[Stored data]
Start
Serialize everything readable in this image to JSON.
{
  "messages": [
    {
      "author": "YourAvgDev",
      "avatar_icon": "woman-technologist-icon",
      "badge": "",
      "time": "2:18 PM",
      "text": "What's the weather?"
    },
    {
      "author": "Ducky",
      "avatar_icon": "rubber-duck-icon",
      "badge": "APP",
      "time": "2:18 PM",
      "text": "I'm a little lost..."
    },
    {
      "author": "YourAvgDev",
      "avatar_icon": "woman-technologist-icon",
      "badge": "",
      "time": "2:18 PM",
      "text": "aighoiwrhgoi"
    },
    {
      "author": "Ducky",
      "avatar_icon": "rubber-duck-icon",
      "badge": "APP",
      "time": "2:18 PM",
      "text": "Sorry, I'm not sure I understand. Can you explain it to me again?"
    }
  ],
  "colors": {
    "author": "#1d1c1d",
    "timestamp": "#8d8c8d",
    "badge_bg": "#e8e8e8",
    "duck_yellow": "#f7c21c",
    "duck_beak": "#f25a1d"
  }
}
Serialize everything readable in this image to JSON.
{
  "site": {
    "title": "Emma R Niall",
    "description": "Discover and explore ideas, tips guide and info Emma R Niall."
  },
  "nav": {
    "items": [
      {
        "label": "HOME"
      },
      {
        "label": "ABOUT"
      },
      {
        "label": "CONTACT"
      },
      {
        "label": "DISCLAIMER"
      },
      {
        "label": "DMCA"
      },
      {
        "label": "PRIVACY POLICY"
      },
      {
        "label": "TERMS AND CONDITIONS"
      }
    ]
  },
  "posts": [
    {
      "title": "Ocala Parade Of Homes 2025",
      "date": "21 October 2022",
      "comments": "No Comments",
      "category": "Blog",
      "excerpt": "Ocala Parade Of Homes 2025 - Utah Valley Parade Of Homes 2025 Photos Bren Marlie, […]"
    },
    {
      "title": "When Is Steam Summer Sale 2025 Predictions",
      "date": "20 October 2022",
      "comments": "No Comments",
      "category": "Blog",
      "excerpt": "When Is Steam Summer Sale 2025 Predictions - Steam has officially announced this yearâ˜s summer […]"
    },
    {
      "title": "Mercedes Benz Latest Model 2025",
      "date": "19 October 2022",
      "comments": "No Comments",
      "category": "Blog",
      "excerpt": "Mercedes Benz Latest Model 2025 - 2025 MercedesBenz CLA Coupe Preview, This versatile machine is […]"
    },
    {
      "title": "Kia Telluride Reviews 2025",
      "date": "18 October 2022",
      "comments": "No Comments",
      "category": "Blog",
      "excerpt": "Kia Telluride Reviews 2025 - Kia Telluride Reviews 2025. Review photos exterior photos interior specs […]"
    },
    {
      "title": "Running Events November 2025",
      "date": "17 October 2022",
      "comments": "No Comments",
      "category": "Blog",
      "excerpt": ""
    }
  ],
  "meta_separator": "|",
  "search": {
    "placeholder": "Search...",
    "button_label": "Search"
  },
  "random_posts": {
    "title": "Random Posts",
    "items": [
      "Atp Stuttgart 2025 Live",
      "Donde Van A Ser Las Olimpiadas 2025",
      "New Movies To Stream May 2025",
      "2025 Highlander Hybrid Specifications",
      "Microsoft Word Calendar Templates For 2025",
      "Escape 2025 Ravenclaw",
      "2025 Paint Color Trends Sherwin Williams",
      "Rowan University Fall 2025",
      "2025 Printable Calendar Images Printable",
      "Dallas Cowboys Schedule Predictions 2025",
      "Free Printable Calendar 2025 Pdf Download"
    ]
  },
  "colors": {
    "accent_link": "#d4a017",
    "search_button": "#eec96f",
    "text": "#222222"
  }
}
End
In the lines above, locate the string "Niall". Copy every line where it occurs.

    "title": "Emma R Niall",
    "description": "Discover and explore ideas, tips guide and info Emma R Niall."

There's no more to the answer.